_Task inputs_.
- - - - - - -

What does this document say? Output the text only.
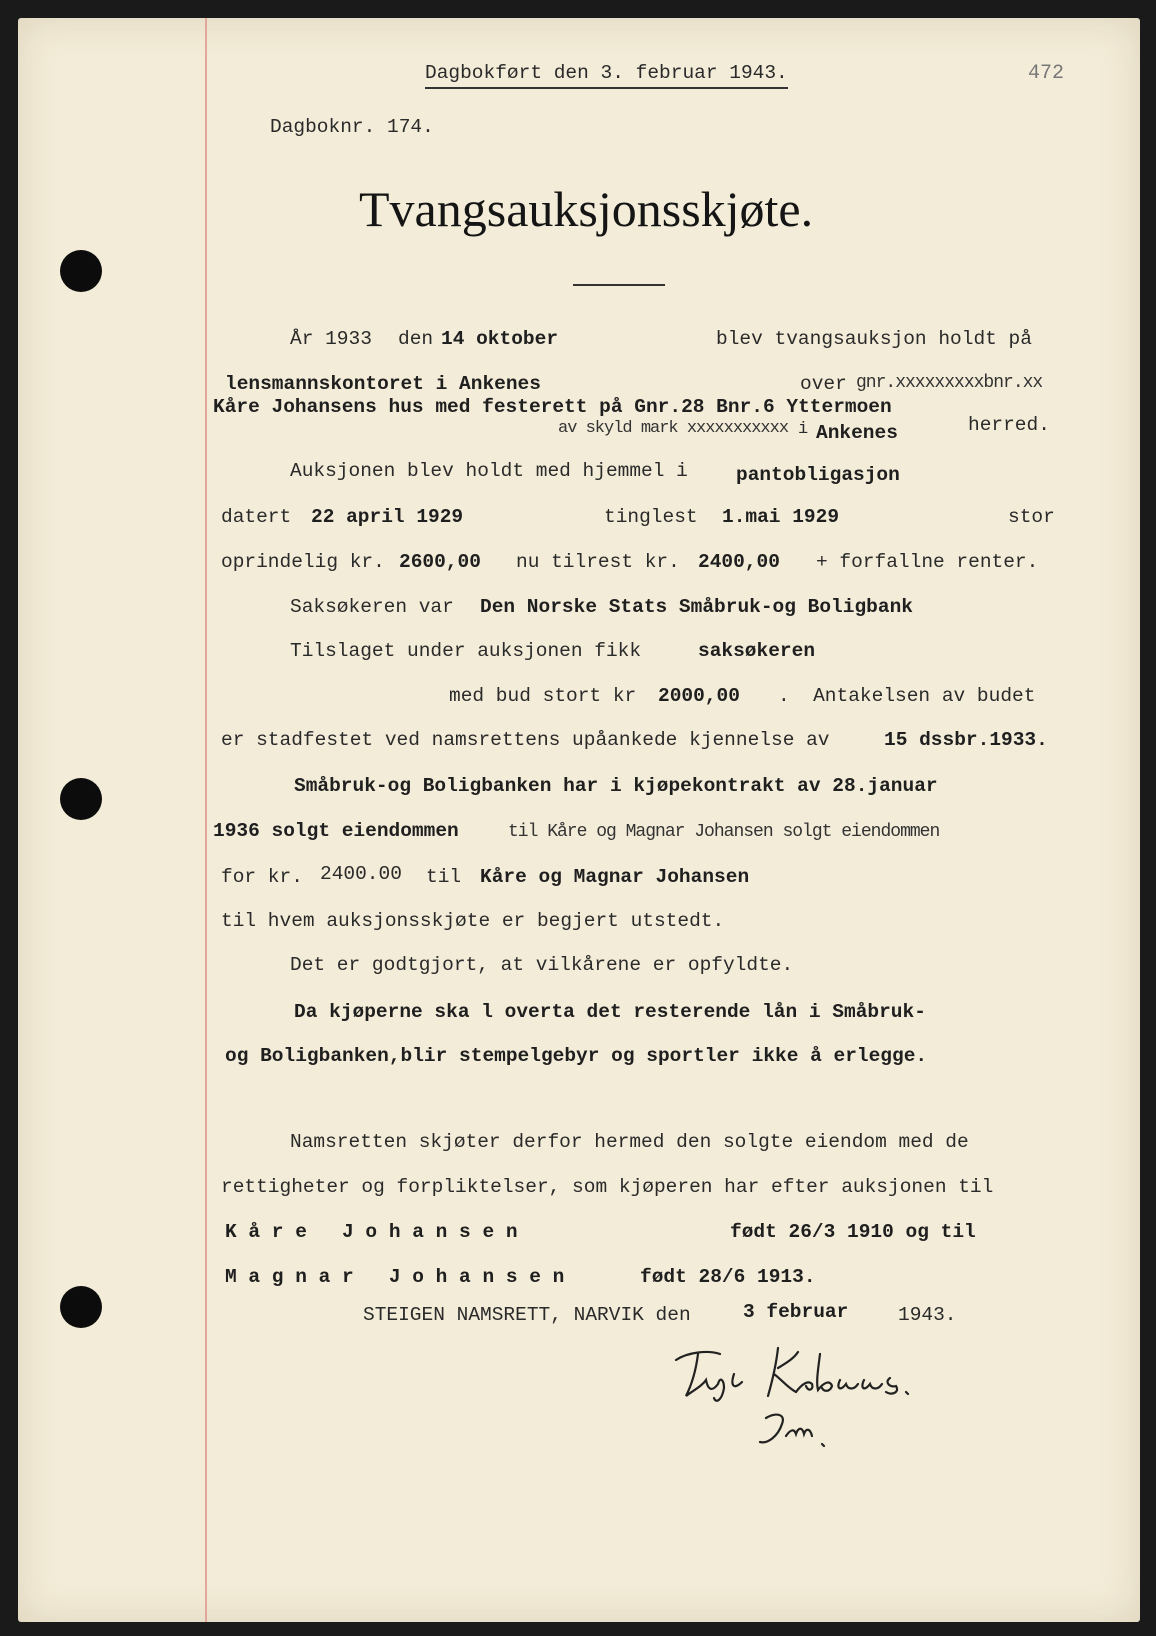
Dagbokført den 3. februar 1943.	472
Dagboknr. 174.
Tvangsauksjonsskjøte.
År 1933 den 14 oktober	blev tvangsauksjon holdt på
lensmannskontoret i Ankenes	over gnr.xxxxxxxxxbnr.xx
Kåre Johansens hus med festerett på Gnr.28 Bnr.6 Yttermoen
av skyld mark xxxxxxxxxxx i Ankenes	herred.
Auksjonen blev holdt med hjemmel i pantobligasjon
datert 22 april 1929	tinglest 1.mai 1929	stor
oprindelig kr. 2600,00 nu tilrest kr. 2400,00 + forfallne renter.
Saksøkeren var Den Norske Stats Småbruk-og Boligbank
Tilslaget under auksjonen fikk	saksøkeren
med bud stort kr 2000,00 .  Antakelsen av budet
er stadfestet ved namsrettens upåankede kjennelse av	15 dssbr.1933.
Småbruk-og Boligbanken har i kjøpekontrakt av 28.januar
1936 solgt eiendommen	til Kåre og Magnar Johansen solgt eiendommen
for kr. 2400.00 til Kåre og Magnar Johansen
til hvem auksjonsskjøte er begjert utstedt.
Det er godtgjort, at vilkårene er opfyldte.
Da kjøperne ska l overta det resterende lån i Småbruk-
og Boligbanken,blir stempelgebyr og sportler ikke å erlegge.
Namsretten skjøter derfor hermed den solgte eiendom med de
rettigheter og forpliktelser, som kjøperen har efter auksjonen til
K å r e   J o h a n s e n	født 26/3 1910 og til
M a g n a r   J o h a n s e n	født 28/6 1913.
STEIGEN NAMSRETT, NARVIK den	3 februar	1943.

- - - - - - -

_What is needed_. Quote every line of the records above exactly; no picture is to be copied.

_Written solution_.
What does this document say? Output the text only.
Dagbokført den 3. februar 1943.	472
Dagboknr. 174.
Tvangsauksjonsskjøte.
År 1933 den 14 oktober	blev tvangsauksjon holdt på
lensmannskontoret i Ankenes	over gnr.xxxxxxxxxbnr.xx
Kåre Johansens hus med festerett på Gnr.28 Bnr.6 Yttermoen
av skyld mark xxxxxxxxxxx i Ankenes	herred.
Auksjonen blev holdt med hjemmel i pantobligasjon
datert 22 april 1929	tinglest 1.mai 1929	stor
oprindelig kr. 2600,00 nu tilrest kr. 2400,00 + forfallne renter.
Saksøkeren var Den Norske Stats Småbruk-og Boligbank
Tilslaget under auksjonen fikk	saksøkeren
med bud stort kr 2000,00 .  Antakelsen av budet
er stadfestet ved namsrettens upåankede kjennelse av	15 dssbr.1933.
Småbruk-og Boligbanken har i kjøpekontrakt av 28.januar
1936 solgt eiendommen	til Kåre og Magnar Johansen solgt eiendommen
for kr. 2400.00 til Kåre og Magnar Johansen
til hvem auksjonsskjøte er begjert utstedt.
Det er godtgjort, at vilkårene er opfyldte.
Da kjøperne ska l overta det resterende lån i Småbruk-
og Boligbanken,blir stempelgebyr og sportler ikke å erlegge.
Namsretten skjøter derfor hermed den solgte eiendom med de
rettigheter og forpliktelser, som kjøperen har efter auksjonen til
K å r e   J o h a n s e n	født 26/3 1910 og til
M a g n a r   J o h a n s e n	født 28/6 1913.
STEIGEN NAMSRETT, NARVIK den	3 februar	1943.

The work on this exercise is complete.